**TASK TO COMPLETE**
Update the lines from the one containing "Detect and localize" through the one containing "option-text: Estilo de" by changing "option-a" to "choice-a" and keeping everything else unchanged. Leave the picture out of your answer.
>> BEGIN STORED RECORDS
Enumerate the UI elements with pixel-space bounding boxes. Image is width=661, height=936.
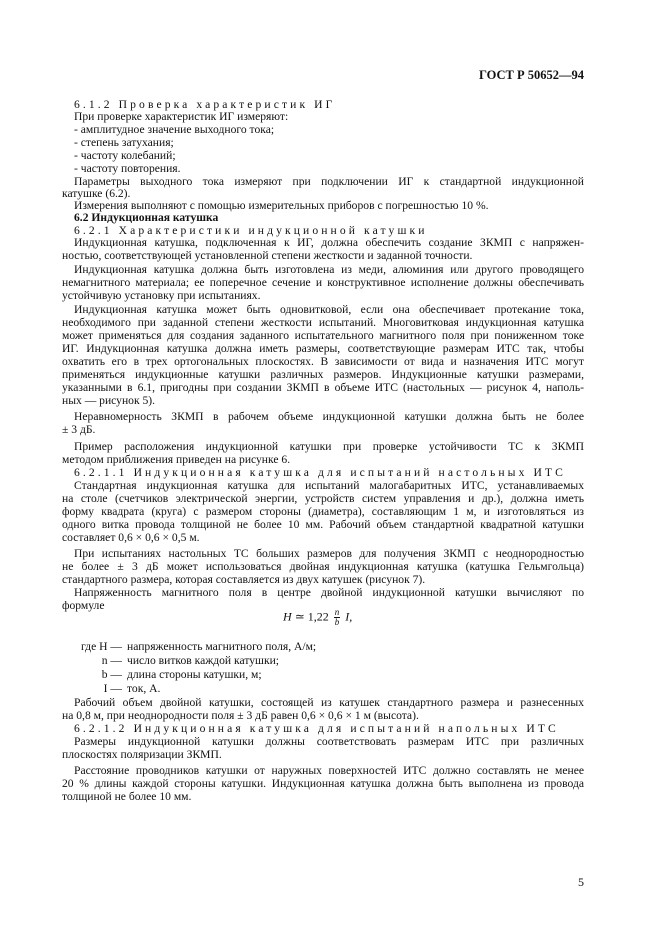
>> END STORED RECORDS
>> BEGIN STORED RECORDS
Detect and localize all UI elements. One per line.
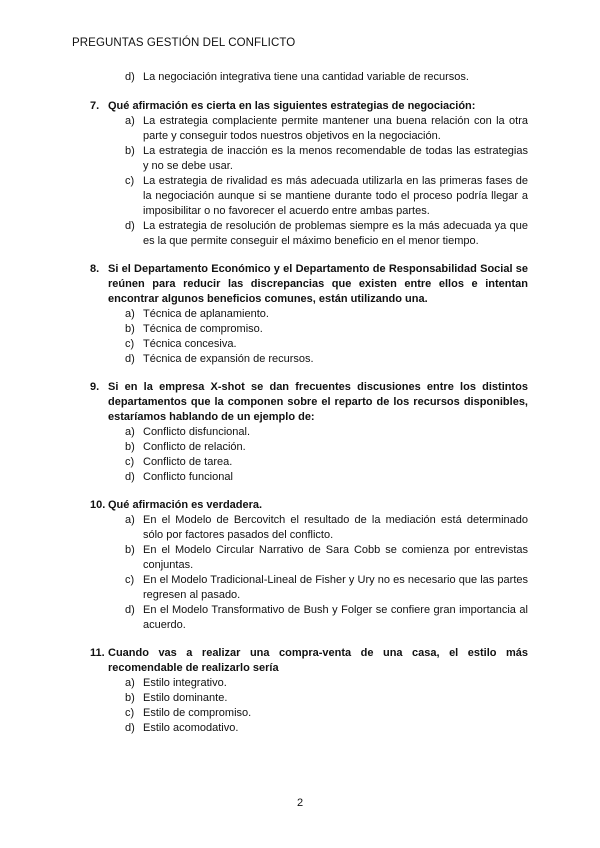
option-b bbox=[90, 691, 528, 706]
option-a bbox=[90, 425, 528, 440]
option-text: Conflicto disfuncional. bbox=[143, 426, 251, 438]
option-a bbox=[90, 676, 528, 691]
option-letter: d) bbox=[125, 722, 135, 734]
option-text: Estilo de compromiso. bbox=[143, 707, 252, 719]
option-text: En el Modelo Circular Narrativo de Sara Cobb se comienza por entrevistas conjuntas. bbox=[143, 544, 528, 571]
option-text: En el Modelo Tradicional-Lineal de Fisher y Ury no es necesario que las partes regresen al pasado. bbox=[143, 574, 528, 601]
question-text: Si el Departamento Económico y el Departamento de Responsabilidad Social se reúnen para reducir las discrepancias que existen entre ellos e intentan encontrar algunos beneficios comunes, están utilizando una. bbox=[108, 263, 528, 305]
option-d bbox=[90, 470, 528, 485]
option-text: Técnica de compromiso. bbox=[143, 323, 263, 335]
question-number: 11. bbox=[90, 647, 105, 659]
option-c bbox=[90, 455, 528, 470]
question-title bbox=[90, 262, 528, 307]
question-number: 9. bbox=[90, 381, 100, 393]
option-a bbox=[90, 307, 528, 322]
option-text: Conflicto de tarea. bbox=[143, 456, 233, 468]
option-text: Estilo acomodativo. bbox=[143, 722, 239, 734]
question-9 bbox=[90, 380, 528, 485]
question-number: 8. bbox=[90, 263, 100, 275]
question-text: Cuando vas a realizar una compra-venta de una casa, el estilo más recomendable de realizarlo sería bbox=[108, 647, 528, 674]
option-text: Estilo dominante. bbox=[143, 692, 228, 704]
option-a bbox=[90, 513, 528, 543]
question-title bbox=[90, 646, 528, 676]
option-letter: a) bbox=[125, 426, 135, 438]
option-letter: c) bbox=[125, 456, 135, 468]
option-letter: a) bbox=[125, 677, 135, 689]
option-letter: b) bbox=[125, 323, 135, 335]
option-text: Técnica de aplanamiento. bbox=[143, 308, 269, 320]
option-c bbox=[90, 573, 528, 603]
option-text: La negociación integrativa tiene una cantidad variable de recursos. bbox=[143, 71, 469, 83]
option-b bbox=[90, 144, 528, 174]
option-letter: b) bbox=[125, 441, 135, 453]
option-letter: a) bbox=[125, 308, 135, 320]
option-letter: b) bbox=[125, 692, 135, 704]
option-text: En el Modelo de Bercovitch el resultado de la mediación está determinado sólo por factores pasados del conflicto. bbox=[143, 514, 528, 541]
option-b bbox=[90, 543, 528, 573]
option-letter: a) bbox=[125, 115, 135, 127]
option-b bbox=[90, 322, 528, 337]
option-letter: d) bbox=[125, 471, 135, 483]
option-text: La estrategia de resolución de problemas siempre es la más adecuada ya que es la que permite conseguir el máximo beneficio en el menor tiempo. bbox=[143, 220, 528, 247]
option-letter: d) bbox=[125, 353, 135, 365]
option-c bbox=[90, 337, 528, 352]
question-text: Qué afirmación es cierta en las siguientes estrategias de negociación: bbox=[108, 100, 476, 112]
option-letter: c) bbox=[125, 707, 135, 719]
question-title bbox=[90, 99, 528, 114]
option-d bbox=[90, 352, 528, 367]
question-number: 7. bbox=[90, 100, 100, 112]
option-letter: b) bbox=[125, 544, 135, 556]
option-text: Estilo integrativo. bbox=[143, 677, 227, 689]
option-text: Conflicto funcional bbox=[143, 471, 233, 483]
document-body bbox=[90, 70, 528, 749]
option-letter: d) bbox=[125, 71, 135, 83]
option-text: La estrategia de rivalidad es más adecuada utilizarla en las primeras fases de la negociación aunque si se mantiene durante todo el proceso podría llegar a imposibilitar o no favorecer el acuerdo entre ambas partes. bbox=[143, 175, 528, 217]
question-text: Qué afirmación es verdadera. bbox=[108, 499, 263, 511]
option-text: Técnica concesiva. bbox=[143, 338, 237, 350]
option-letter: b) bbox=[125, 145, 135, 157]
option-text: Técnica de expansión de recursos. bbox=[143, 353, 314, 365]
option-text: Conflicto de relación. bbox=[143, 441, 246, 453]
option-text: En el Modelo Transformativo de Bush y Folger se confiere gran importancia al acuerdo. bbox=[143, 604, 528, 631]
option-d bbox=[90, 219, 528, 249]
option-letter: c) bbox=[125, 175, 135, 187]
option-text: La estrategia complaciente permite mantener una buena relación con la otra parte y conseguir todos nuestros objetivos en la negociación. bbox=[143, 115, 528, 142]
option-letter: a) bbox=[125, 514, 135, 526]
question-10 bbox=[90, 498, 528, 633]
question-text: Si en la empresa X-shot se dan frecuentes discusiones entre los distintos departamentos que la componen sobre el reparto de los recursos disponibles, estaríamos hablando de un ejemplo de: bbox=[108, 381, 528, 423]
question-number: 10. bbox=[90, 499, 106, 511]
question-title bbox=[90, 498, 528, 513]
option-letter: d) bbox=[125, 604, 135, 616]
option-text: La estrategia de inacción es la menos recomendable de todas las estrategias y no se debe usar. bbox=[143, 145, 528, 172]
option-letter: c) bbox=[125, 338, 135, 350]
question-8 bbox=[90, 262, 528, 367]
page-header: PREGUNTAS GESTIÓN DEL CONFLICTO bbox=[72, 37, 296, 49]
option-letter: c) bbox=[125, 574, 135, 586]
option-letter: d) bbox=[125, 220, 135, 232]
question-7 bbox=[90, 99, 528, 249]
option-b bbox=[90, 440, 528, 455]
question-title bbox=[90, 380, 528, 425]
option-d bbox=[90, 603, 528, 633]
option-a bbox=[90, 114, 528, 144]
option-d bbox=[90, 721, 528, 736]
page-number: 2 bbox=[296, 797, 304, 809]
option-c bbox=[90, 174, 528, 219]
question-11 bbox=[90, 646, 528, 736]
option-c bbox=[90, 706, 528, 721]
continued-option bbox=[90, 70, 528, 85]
>> END STORED RECORDS
**RESULT**
Detect and localize all UI elements. One per line.
option-b bbox=[90, 691, 528, 706]
choice-a bbox=[90, 425, 528, 440]
option-text: Conflicto disfuncional. bbox=[143, 426, 251, 438]
choice-a bbox=[90, 676, 528, 691]
option-letter: d) bbox=[125, 722, 135, 734]
option-text: Estilo de compromiso. bbox=[143, 707, 252, 719]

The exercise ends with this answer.